_What to do:_ Find every line in the records that holds the string "OA₁B₁C₁". Copy each one.
======== Input records ========
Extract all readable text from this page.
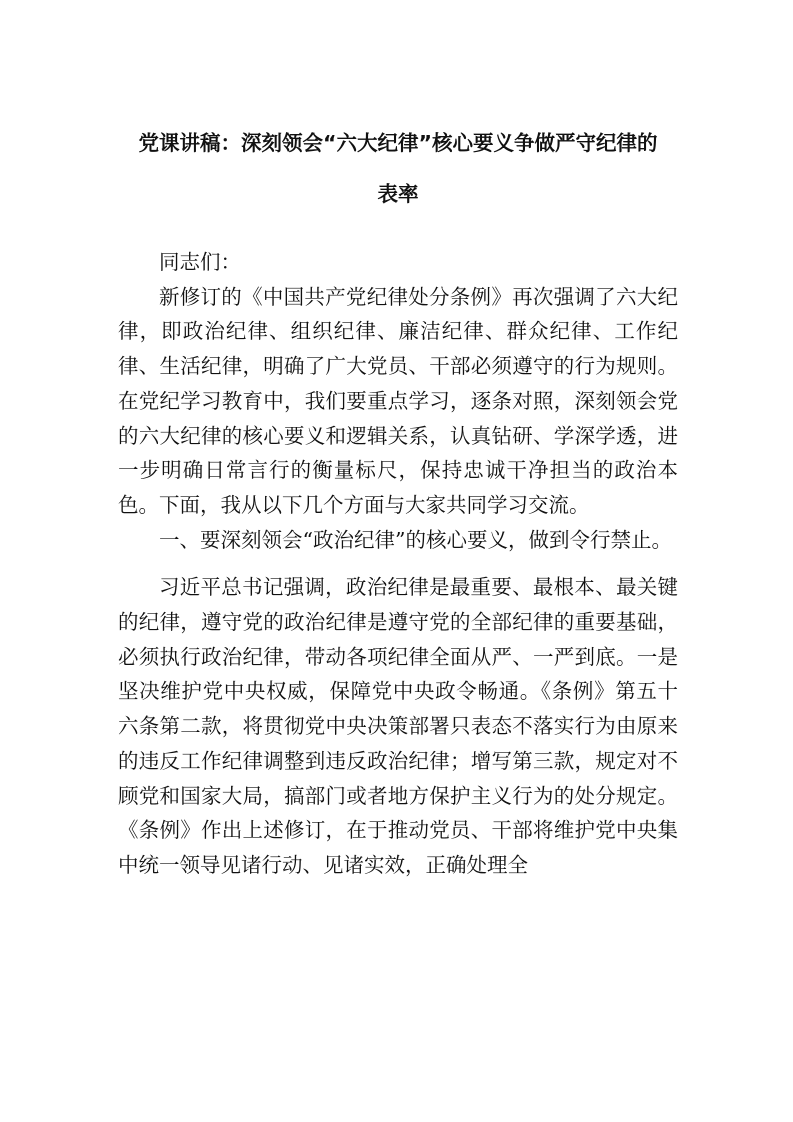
党课讲稿：深刻领会“六大纪律”核心要义争做严守纪律的
表率

同志们：

新修订的《中国共产党纪律处分条例》再次强调了六大纪律，即政治纪律、组织纪律、廉洁纪律、群众纪律、工作纪律、生活纪律，明确了广大党员、干部必须遵守的行为规则。在党纪学习教育中，我们要重点学习，逐条对照，深刻领会党的六大纪律的核心要义和逻辑关系，认真钻研、学深学透，进一步明确日常言行的衡量标尺，保持忠诚干净担当的政治本色。下面，我从以下几个方面与大家共同学习交流。

一、要深刻领会“政治纪律”的核心要义，做到令行禁止。

习近平总书记强调，政治纪律是最重要、最根本、最关键的纪律，遵守党的政治纪律是遵守党的全部纪律的重要基础，必须执行政治纪律，带动各项纪律全面从严、一严到底。一是坚决维护党中央权威，保障党中央政令畅通。《条例》第五十六条第二款，将贯彻党中央决策部署只表态不落实行为由原来的违反工作纪律调整到违反政治纪律；增写第三款，规定对不顾党和国家大局，搞部门或者地方保护主义行为的处分规定。《条例》作出上述修订，在于推动党员、干部将维护党中央集中统一领导见诸行动、见诸实效，正确处理全
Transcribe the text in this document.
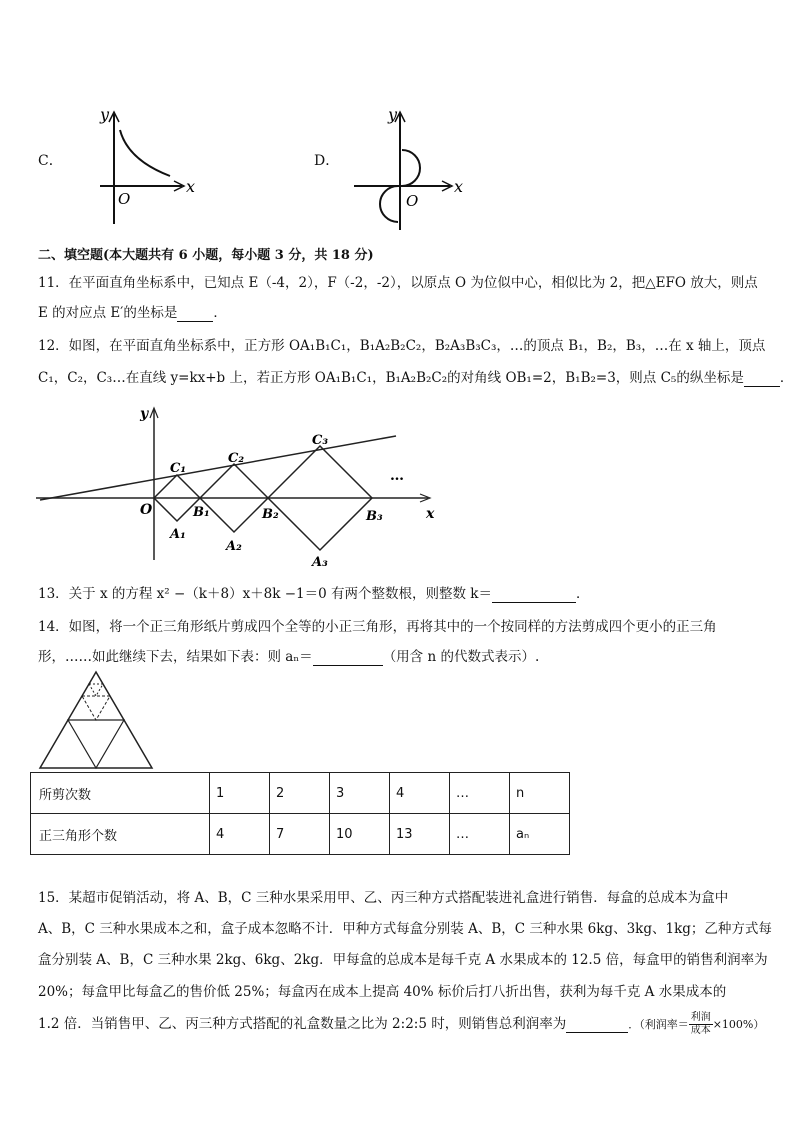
C．
y
x
O
D．
y
x
O
二、填空题(本大题共有 6 小题，每小题 3 分，共 18 分)
11．在平面直角坐标系中，已知点 E（-4，2），F（-2，-2），以原点 O 为位似中心，相似比为 2，把△EFO 放大，则点
E 的对应点 E′的坐标是	．
12．如图，在平面直角坐标系中，正方形 OA₁B₁C₁，B₁A₂B₂C₂，B₂A₃B₃C₃，…的顶点 B₁，B₂，B₃，…在 x 轴上，顶点
C₁，C₂，C₃…在直线 y=kx+b 上，若正方形 OA₁B₁C₁，B₁A₂B₂C₂的对角线 OB₁=2，B₁B₂=3，则点 C₅的纵坐标是	．
y
x
O
C₁
C₂
C₃
B₁	B₂	B₃
A₁
A₂
A₃
…
13．关于 x 的方程 x² −（k＋8）x＋8k −1＝0 有两个整数根，则整数 k＝	．
14．如图，将一个正三角形纸片剪成四个全等的小正三角形，再将其中的一个按同样的方法剪成四个更小的正三角
形，……如此继续下去，结果如下表：则 aₙ＝	（用含 n 的代数式表示）.
所剪次数	1	2	3	4	…	n
正三角形个数	4	7	10	13	…	aₙ
15．某超市促销活动，将 A、B，C 三种水果采用甲、乙、丙三种方式搭配装进礼盒进行销售．每盒的总成本为盒中
A、B，C 三种水果成本之和，盒子成本忽略不计．甲种方式每盒分别装 A、B，C 三种水果 6kg、3kg、1kg；乙种方式每
盒分别装 A、B，C 三种水果 2kg、6kg、2kg．甲每盒的总成本是每千克 A 水果成本的 12.5 倍，每盒甲的销售利润率为
20%；每盒甲比每盒乙的售价低 25%；每盒丙在成本上提高 40% 标价后打八折出售，获利为每千克 A 水果成本的
1.2 倍．当销售甲、乙、丙三种方式搭配的礼盒数量之比为 2:2:5 时，则销售总利润率为	．（利润率＝ $\frac{\text{利润}}{\text{成本}} \times 100\%$）
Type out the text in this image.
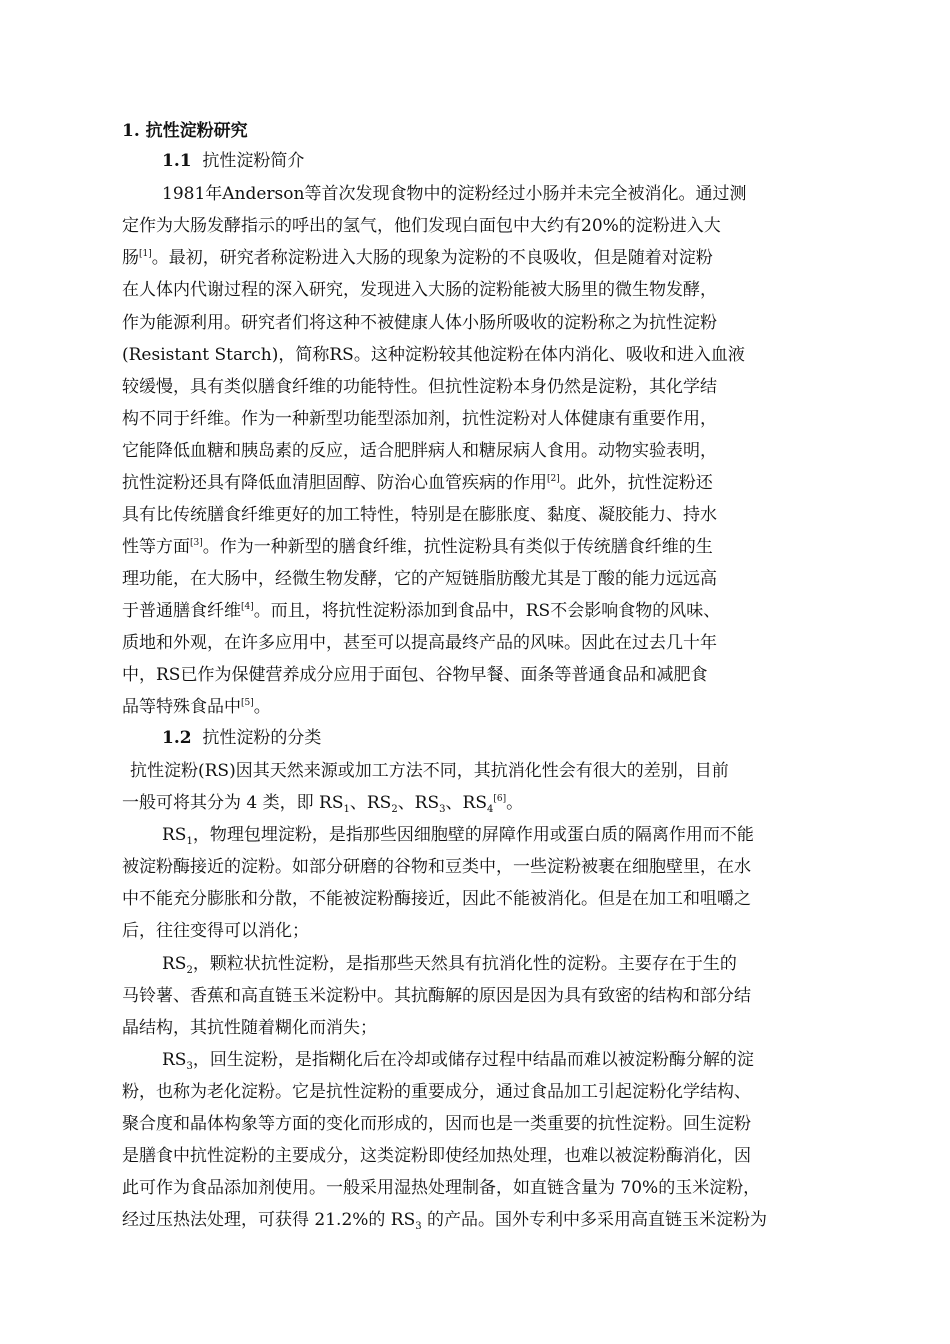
1. 抗性淀粉研究
1.1 抗性淀粉简介
1981年Anderson等首次发现食物中的淀粉经过小肠并未完全被消化。通过测
定作为大肠发酵指示的呼出的氢气，他们发现白面包中大约有20%的淀粉进入大
肠[1]。最初，研究者称淀粉进入大肠的现象为淀粉的不良吸收，但是随着对淀粉
在人体内代谢过程的深入研究，发现进入大肠的淀粉能被大肠里的微生物发酵，
作为能源利用。研究者们将这种不被健康人体小肠所吸收的淀粉称之为抗性淀粉
(Resistant Starch)，简称RS。这种淀粉较其他淀粉在体内消化、吸收和进入血液
较缓慢，具有类似膳食纤维的功能特性。但抗性淀粉本身仍然是淀粉，其化学结
构不同于纤维。作为一种新型功能型添加剂，抗性淀粉对人体健康有重要作用，
它能降低血糖和胰岛素的反应，适合肥胖病人和糖尿病人食用。动物实验表明，
抗性淀粉还具有降低血清胆固醇、防治心血管疾病的作用[2]。此外，抗性淀粉还
具有比传统膳食纤维更好的加工特性，特别是在膨胀度、黏度、凝胶能力、持水
性等方面[3]。作为一种新型的膳食纤维，抗性淀粉具有类似于传统膳食纤维的生
理功能，在大肠中，经微生物发酵，它的产短链脂肪酸尤其是丁酸的能力远远高
于普通膳食纤维[4]。而且，将抗性淀粉添加到食品中，RS不会影响食物的风味、
质地和外观，在许多应用中，甚至可以提高最终产品的风味。因此在过去几十年
中，RS已作为保健营养成分应用于面包、谷物早餐、面条等普通食品和减肥食
品等特殊食品中[5]。
1.2 抗性淀粉的分类
抗性淀粉(RS)因其天然来源或加工方法不同，其抗消化性会有很大的差别，目前
一般可将其分为 4 类，即 $RS_1$、$RS_2$、$RS_3$、$RS_4[6]$。
$RS_1$，物理包埋淀粉，是指那些因细胞壁的屏障作用或蛋白质的隔离作用而不能
被淀粉酶接近的淀粉。如部分研磨的谷物和豆类中，一些淀粉被裹在细胞壁里，在水
中不能充分膨胀和分散，不能被淀粉酶接近，因此不能被消化。但是在加工和咀嚼之
后，往往变得可以消化；
$RS_2$，颗粒状抗性淀粉，是指那些天然具有抗消化性的淀粉。主要存在于生的
马铃薯、香蕉和高直链玉米淀粉中。其抗酶解的原因是因为具有致密的结构和部分结
晶结构，其抗性随着糊化而消失；
$RS_3$，回生淀粉，是指糊化后在冷却或储存过程中结晶而难以被淀粉酶分解的淀
粉，也称为老化淀粉。它是抗性淀粉的重要成分，通过食品加工引起淀粉化学结构、
聚合度和晶体构象等方面的变化而形成的，因而也是一类重要的抗性淀粉。回生淀粉
是膳食中抗性淀粉的主要成分，这类淀粉即使经加热处理，也难以被淀粉酶消化，因
此可作为食品添加剂使用。一般采用湿热处理制备，如直链含量为 70%的玉米淀粉，
经过压热法处理，可获得 21.2%的 $RS_3$ 的产品。国外专利中多采用高直链玉米淀粉为
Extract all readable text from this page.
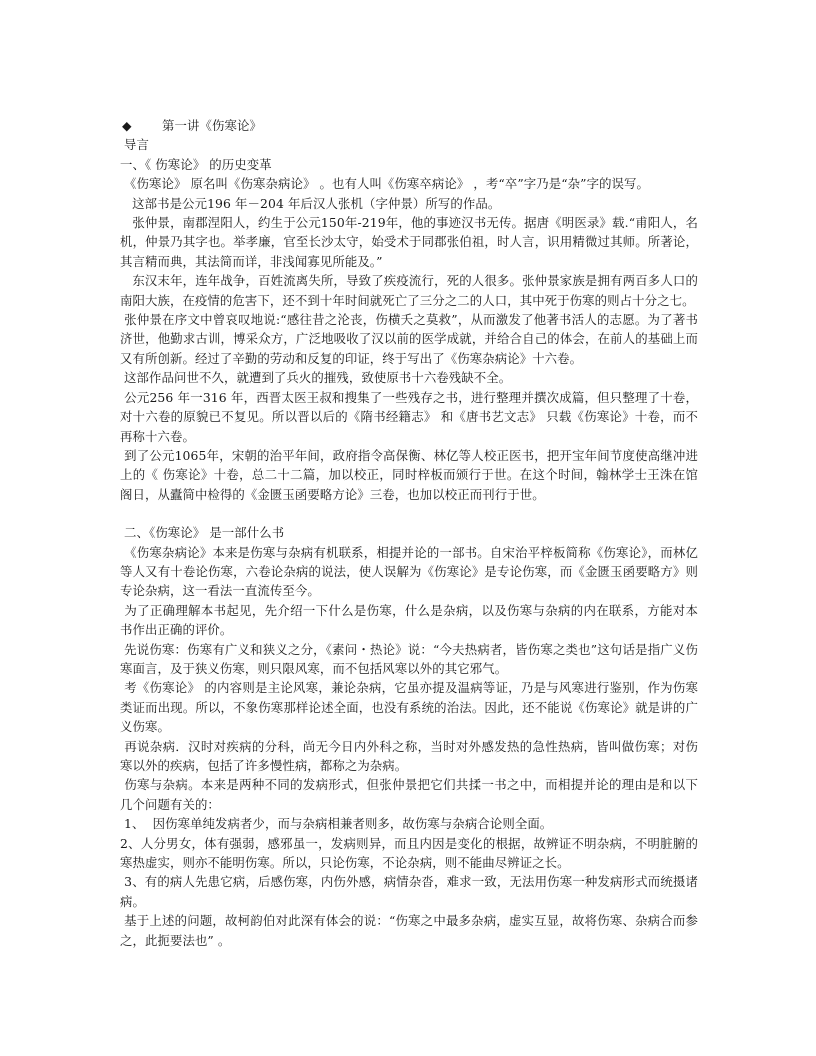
◆ 第一讲《伤寒论》

导言

一、《 伤寒论》 的历史变革

《伤寒论》 原名叫《伤寒杂病论》 。也有人叫《伤寒卒病论》 ，考“卒”字乃是“杂”字的误写。

这部书是公元196 年－204 年后汉人张机（字仲景）所写的作品。

张仲景，南郡涅阳人，约生于公元150年-219年，他的事迹汉书无传。据唐《明医录》载.“甫阳人，名机，仲景乃其字也。举孝廉，官至长沙太守，始受术于同郡张伯祖，时人言，识用精微过其师。所著论，其言精而典，其法简而详，非浅闻寡见所能及。”

东汉末年，连年战争，百姓流离失所，导致了疾疫流行，死的人很多。张仲景家族是拥有两百多人口的南阳大族，在疫情的危害下，还不到十年时间就死亡了三分之二的人口，其中死于伤寒的则占十分之七。

张仲景在序文中曾哀叹地说:“感往昔之沦丧，伤横夭之莫救”，从而激发了他著书活人的志愿。为了著书济世，他勤求古训，博采众方，广泛地吸收了汉以前的医学成就，并给合自己的体会，在前人的基础上而又有所创新。经过了辛勤的劳动和反复的印证，终于写出了《伤寒杂病论》十六卷。

这部作品问世不久，就遭到了兵火的摧残，致使原书十六卷残缺不全。

公元256 年一316 年，西晋太医王叔和搜集了一些残存之书，进行整理并撰次成篇，但只整理了十卷，对十六卷的原貌已不复见。所以晋以后的《隋书经籍志》 和《唐书艺文志》 只载《伤寒论》十卷，而不再称十六卷。

到了公元1065年，宋朝的治平年间，政府指令高保衡、林亿等人校正医书，把开宝年间节度使高继冲进上的《 伤寒论》十卷，总二十二篇，加以校正，同时梓板而颁行于世。在这个时间，翰林学士王洙在馆阁日，从蠹简中检得的《金匮玉函要略方论》三卷，也加以校正而刊行于世。

二、《伤寒论》 是一部什么书

《伤寒杂病论》本来是伤寒与杂病有机联系，相提并论的一部书。自宋治平梓板简称《伤寒论》，而林亿等人又有十卷论伤寒，六卷论杂病的说法，使人误解为《伤寒论》是专论伤寒，而《金匮玉函要略方》则专论杂病，这一看法一直流传至今。

为了正确理解本书起见，先介绍一下什么是伤寒，什么是杂病，以及伤寒与杂病的内在联系，方能对本书作出正确的评价。

先说伤寒：伤寒有广义和狭义之分，《素问・热论》说：“今夫热病者，皆伤寒之类也”这句话是指广义伤寒面言，及于狭义伤寒，则只限风寒，而不包括风寒以外的其它邪气。

考《伤寒论》 的内容则是主论风寒，兼论杂病，它虽亦提及温病等证，乃是与风寒进行鉴别，作为伤寒类证而出现。所以，不象伤寒那样论述全面，也没有系统的治法。因此，还不能说《伤寒论》就是讲的广义伤寒。

再说杂病．汉时对疾病的分科，尚无今日内外科之称，当时对外感发热的急性热病，皆叫做伤寒；对伤寒以外的疾病，包括了许多慢性病，都称之为杂病。

伤寒与杂病。本来是两种不同的发病形式，但张仲景把它们共揉一书之中，而相提并论的理由是和以下几个问题有关的：

1、  因伤寒单纯发病者少，而与杂病相兼者则多，故伤寒与杂病合论则全面。

2、人分男女，体有强弱，感邪虽一，发病则异，而且内因是变化的根据，故辨证不明杂病，不明脏腑的寒热虚实，则亦不能明伤寒。所以，只论伤寒，不论杂病，则不能曲尽辨证之长。

3、有的病人先患它病，后感伤寒，内伤外感，病情杂沓，难求一致，无法用伤寒一种发病形式而统摄诸病。

基于上述的问题，故柯韵伯对此深有体会的说：“伤寒之中最多杂病，虚实互显，故将伤寒、杂病合而参之，此扼要法也” 。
========
_Exercise answer:_
12．如图，在平面直角坐标系中，正方形 OA₁B₁C₁，B₁A₂B₂C₂，B₂A₃B₃C₃，…的顶点 B₁，B₂，B₃，…在 x 轴上，顶点
C₁，C₂，C₃…在直线 y=kx+b 上，若正方形 OA₁B₁C₁，B₁A₂B₂C₂的对角线 OB₁=2，B₁B₂=3，则点 C₅的纵坐标是	．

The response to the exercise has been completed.